## EXERCISE INPUTS:
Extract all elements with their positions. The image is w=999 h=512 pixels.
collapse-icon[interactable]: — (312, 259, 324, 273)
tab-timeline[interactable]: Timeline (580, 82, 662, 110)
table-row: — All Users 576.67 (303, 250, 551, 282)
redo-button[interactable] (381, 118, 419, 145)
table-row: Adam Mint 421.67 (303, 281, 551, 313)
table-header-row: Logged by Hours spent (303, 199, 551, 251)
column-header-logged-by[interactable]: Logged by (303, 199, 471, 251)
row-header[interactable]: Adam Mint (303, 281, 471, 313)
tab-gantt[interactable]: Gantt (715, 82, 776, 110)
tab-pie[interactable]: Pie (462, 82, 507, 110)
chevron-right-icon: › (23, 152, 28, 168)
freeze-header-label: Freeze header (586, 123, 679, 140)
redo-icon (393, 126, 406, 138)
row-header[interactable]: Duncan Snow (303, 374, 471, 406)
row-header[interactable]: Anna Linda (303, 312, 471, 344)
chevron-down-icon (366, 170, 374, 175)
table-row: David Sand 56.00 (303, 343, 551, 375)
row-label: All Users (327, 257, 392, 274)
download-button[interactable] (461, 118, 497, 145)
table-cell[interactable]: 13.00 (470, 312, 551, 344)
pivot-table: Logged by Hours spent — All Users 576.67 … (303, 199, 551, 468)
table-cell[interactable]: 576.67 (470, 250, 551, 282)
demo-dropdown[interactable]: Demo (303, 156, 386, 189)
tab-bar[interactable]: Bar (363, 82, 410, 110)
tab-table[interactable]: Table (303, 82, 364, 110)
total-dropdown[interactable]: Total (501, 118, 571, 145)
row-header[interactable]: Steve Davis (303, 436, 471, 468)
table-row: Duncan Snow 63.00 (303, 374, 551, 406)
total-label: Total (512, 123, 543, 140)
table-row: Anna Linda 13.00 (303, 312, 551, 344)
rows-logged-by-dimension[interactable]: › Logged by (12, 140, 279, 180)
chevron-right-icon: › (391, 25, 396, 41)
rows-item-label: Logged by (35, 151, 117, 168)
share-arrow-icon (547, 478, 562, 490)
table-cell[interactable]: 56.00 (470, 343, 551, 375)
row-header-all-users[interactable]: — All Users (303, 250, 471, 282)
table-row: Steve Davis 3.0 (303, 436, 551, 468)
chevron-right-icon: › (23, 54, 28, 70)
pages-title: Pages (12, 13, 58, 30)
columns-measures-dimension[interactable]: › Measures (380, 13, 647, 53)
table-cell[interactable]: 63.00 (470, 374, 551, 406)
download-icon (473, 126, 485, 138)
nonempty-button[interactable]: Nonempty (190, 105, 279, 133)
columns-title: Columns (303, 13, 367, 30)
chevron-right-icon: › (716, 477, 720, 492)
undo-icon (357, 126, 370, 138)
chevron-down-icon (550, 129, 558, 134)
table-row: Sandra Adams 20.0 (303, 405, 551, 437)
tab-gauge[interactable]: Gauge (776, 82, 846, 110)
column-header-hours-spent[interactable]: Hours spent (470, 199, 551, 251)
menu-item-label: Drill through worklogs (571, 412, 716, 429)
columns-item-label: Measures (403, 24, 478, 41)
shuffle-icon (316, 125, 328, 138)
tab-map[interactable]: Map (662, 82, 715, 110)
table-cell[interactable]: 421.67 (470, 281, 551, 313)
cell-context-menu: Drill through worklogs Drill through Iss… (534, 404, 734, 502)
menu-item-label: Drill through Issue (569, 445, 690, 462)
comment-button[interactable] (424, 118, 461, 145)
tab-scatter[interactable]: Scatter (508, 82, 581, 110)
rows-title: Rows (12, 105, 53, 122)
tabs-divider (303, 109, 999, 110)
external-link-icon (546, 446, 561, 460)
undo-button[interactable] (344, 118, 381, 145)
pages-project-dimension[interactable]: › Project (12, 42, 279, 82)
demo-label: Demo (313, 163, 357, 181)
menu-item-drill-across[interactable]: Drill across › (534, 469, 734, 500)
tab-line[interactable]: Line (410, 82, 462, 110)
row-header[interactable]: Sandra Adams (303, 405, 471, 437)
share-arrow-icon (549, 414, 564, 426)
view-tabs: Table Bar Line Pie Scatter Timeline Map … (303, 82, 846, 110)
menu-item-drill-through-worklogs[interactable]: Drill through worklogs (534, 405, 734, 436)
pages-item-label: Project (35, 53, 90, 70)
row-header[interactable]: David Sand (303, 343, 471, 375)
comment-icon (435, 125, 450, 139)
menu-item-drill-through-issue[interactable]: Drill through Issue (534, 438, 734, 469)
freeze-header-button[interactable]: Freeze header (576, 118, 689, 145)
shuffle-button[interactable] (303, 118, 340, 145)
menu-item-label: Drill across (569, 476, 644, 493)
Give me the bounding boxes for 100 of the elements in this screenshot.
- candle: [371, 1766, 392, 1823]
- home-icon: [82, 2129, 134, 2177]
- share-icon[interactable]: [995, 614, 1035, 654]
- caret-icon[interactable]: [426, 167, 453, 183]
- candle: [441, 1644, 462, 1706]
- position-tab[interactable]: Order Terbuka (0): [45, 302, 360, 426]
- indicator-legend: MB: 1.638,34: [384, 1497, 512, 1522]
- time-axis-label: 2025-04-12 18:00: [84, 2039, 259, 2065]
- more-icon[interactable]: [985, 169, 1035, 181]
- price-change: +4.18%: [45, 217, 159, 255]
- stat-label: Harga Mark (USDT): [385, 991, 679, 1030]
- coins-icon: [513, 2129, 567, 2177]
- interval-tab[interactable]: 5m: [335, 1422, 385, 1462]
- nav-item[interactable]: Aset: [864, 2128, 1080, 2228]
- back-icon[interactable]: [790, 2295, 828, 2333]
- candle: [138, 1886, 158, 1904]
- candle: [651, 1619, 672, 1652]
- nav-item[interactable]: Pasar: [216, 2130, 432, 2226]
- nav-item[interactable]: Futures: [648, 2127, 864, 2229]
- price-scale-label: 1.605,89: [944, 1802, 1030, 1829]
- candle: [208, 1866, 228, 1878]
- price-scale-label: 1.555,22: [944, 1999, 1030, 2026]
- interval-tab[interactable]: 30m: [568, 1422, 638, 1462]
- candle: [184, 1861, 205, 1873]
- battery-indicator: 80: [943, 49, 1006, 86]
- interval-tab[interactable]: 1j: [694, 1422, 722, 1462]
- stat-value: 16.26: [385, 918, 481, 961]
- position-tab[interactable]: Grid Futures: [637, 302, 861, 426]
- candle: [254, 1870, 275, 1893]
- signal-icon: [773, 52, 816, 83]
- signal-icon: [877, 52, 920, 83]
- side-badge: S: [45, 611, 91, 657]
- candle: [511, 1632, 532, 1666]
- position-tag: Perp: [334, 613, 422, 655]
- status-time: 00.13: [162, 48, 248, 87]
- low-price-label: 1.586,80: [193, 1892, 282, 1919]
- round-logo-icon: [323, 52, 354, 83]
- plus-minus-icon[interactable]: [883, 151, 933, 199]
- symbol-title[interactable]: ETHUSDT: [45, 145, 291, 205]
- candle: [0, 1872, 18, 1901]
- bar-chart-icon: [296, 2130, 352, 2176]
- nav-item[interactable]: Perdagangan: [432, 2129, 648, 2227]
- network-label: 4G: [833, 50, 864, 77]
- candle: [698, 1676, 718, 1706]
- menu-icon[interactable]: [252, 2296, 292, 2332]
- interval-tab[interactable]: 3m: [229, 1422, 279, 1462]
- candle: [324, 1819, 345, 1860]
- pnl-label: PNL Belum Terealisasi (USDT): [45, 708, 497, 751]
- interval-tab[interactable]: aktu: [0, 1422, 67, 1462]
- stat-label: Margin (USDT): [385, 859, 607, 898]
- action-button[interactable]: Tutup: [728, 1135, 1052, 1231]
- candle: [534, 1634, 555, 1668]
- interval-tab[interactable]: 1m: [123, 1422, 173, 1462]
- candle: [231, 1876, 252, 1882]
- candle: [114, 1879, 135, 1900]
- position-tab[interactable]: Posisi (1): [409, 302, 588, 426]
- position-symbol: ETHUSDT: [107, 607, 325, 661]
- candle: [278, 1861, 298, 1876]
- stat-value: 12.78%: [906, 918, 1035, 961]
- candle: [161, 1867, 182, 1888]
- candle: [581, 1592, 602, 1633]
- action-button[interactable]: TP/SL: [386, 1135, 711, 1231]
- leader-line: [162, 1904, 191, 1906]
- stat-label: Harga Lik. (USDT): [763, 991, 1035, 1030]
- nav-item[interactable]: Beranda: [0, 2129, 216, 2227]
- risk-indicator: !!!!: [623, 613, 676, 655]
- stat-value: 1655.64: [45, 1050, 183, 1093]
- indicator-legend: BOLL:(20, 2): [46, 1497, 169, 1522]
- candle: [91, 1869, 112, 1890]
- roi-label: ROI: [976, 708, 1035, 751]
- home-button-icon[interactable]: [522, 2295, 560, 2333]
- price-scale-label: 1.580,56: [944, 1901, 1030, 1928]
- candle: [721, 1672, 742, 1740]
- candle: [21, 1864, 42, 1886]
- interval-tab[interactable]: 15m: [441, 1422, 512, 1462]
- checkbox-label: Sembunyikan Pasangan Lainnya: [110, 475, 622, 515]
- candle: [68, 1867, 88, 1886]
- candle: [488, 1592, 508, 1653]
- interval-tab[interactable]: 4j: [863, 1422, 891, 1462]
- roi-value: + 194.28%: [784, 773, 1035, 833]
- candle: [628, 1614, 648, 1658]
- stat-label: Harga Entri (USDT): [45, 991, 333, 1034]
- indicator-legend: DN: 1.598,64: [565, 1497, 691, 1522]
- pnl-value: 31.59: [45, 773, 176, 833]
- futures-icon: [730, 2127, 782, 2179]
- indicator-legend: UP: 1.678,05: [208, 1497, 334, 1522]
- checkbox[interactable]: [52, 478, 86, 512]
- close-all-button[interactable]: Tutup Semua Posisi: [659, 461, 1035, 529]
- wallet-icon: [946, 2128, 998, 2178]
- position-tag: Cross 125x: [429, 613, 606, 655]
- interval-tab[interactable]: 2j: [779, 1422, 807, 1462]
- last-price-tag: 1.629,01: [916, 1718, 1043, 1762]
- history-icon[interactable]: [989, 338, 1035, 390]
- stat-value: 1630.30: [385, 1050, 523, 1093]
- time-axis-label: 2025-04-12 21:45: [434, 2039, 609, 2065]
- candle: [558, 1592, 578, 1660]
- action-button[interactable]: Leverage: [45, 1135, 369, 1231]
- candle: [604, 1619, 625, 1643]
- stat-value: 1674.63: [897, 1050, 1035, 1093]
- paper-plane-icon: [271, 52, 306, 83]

## WORK TO BE COMPLETED:
Reproduce the stretch from the start of the records through the line containing "column-header-logged-by[interactable]: Logged by", unchanged.

## FINISHED ANSWER:
Extract all elements with their positions. The image is w=999 h=512 pixels.
collapse-icon[interactable]: — (312, 259, 324, 273)
tab-timeline[interactable]: Timeline (580, 82, 662, 110)
table-row: — All Users 576.67 (303, 250, 551, 282)
redo-button[interactable] (381, 118, 419, 145)
table-row: Adam Mint 421.67 (303, 281, 551, 313)
table-header-row: Logged by Hours spent (303, 199, 551, 251)
column-header-logged-by[interactable]: Logged by (303, 199, 471, 251)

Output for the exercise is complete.